Read the listing and extract each line that includes the word "순수주액".

Source data
=====

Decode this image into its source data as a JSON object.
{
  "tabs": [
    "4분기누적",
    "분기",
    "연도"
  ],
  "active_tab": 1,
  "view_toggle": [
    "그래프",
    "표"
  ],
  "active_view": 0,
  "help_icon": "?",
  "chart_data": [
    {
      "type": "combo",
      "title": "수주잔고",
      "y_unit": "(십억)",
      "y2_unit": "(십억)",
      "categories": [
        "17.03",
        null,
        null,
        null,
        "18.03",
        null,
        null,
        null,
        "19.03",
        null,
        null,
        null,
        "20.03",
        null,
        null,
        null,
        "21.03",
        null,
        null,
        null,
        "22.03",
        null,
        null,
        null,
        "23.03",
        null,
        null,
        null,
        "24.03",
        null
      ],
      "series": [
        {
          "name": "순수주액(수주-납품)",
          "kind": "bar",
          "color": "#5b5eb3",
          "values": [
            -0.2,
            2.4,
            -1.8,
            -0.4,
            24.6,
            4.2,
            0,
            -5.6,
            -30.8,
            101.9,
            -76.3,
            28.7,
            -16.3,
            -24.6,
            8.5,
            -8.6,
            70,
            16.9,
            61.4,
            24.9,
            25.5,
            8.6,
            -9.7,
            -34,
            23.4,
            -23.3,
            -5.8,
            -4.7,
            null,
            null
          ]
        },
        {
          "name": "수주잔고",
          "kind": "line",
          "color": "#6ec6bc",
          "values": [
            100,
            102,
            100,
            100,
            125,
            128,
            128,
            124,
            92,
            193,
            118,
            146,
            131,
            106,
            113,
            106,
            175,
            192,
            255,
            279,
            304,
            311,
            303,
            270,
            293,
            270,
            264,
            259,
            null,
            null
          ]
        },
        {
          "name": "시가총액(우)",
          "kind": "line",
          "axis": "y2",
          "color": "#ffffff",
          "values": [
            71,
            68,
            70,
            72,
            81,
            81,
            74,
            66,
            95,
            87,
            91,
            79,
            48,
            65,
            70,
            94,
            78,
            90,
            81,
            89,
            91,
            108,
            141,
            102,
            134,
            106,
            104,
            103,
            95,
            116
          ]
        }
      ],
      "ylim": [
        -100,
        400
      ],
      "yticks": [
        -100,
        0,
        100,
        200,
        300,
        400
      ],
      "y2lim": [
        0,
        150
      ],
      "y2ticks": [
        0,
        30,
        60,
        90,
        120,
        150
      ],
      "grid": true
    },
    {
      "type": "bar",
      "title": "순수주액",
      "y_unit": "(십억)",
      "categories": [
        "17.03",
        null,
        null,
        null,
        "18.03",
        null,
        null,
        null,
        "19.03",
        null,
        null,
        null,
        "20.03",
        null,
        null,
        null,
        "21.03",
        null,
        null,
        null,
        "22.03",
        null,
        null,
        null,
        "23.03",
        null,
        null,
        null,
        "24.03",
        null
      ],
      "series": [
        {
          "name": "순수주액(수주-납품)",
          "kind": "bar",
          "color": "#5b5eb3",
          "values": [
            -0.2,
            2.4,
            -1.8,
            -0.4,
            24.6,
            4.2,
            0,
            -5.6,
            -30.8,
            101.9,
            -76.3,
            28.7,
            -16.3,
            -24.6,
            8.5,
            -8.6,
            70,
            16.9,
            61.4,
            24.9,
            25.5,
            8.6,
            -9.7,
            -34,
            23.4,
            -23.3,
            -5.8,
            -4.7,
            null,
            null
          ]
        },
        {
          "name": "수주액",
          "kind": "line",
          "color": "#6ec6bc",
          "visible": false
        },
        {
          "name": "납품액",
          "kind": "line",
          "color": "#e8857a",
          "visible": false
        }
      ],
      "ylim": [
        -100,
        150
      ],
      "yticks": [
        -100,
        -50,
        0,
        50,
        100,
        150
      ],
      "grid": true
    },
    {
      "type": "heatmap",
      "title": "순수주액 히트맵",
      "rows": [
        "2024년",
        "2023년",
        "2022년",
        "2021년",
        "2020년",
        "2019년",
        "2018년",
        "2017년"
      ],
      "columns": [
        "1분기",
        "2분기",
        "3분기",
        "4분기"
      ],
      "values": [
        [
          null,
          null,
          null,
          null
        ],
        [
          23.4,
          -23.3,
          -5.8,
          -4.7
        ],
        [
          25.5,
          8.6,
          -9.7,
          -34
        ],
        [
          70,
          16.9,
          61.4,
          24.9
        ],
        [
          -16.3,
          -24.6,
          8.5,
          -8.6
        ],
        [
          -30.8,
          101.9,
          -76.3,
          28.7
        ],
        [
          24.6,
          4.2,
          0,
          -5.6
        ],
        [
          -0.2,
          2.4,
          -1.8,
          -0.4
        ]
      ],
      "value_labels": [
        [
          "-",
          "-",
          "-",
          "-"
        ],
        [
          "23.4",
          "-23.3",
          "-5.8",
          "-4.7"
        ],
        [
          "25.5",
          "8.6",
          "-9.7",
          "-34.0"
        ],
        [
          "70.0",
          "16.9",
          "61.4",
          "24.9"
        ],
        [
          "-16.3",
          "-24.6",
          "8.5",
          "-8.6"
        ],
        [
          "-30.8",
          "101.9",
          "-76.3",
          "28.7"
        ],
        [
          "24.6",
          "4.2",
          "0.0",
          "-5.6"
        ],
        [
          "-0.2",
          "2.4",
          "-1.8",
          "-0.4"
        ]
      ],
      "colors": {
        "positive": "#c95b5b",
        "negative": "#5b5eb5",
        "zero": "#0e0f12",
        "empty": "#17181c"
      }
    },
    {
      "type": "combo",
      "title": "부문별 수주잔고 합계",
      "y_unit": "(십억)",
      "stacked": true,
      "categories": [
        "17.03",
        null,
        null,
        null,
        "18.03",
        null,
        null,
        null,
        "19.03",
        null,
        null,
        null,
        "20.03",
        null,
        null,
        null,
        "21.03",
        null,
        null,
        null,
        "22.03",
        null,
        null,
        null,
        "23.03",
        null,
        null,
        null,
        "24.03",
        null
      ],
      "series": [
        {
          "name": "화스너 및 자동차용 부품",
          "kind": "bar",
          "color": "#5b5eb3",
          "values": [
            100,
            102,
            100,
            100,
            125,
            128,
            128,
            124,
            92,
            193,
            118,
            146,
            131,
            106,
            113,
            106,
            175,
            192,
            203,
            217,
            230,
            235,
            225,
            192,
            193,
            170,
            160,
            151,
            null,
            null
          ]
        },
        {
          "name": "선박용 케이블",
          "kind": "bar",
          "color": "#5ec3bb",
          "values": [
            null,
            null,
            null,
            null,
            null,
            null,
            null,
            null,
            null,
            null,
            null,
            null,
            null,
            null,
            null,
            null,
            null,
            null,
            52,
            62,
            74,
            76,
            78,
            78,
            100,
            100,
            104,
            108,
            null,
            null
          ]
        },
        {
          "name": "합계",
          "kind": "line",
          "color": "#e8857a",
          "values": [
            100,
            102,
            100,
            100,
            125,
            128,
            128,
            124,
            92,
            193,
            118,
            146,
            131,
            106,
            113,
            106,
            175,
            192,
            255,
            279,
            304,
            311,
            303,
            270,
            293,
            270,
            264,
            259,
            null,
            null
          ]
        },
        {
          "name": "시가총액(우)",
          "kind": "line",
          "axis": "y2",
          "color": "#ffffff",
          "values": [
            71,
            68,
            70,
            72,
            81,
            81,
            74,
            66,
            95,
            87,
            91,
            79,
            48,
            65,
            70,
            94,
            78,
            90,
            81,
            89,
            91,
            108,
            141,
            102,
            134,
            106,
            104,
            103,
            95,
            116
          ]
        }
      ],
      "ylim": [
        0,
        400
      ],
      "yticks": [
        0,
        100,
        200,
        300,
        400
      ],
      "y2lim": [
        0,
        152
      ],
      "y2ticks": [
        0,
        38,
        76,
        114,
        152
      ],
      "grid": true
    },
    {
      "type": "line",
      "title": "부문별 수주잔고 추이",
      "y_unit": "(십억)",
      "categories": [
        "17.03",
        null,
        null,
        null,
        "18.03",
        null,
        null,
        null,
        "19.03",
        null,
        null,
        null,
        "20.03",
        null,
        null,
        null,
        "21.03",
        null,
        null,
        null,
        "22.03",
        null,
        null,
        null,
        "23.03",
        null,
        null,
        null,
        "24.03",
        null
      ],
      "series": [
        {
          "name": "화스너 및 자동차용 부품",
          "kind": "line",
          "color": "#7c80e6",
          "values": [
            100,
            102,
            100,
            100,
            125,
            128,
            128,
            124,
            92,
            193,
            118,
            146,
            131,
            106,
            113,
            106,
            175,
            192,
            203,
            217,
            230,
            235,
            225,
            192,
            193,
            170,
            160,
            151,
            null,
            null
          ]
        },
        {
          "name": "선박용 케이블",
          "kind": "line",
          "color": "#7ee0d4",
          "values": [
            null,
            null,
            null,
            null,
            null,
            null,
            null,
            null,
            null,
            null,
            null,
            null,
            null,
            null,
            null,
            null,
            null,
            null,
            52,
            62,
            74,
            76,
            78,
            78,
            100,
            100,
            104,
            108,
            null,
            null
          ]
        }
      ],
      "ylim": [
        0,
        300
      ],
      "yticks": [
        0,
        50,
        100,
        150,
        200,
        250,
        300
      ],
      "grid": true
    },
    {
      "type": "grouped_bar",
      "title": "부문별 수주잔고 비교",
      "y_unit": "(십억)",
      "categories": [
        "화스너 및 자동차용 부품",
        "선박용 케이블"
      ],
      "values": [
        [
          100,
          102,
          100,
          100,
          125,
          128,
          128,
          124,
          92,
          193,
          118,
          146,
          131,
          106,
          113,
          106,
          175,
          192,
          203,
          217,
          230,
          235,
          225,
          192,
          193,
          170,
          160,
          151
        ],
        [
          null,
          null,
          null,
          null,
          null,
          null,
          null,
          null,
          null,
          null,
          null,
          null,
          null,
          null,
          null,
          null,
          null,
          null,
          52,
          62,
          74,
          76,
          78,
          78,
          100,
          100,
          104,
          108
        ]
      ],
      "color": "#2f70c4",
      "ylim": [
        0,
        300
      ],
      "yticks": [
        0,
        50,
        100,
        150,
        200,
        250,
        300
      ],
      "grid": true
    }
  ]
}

=====

■ **Solution**
          "name": "순수주액(수주-납품)",
      "title": "순수주액",
          "name": "순수주액(수주-납품)",
      "title": "순수주액 히트맵",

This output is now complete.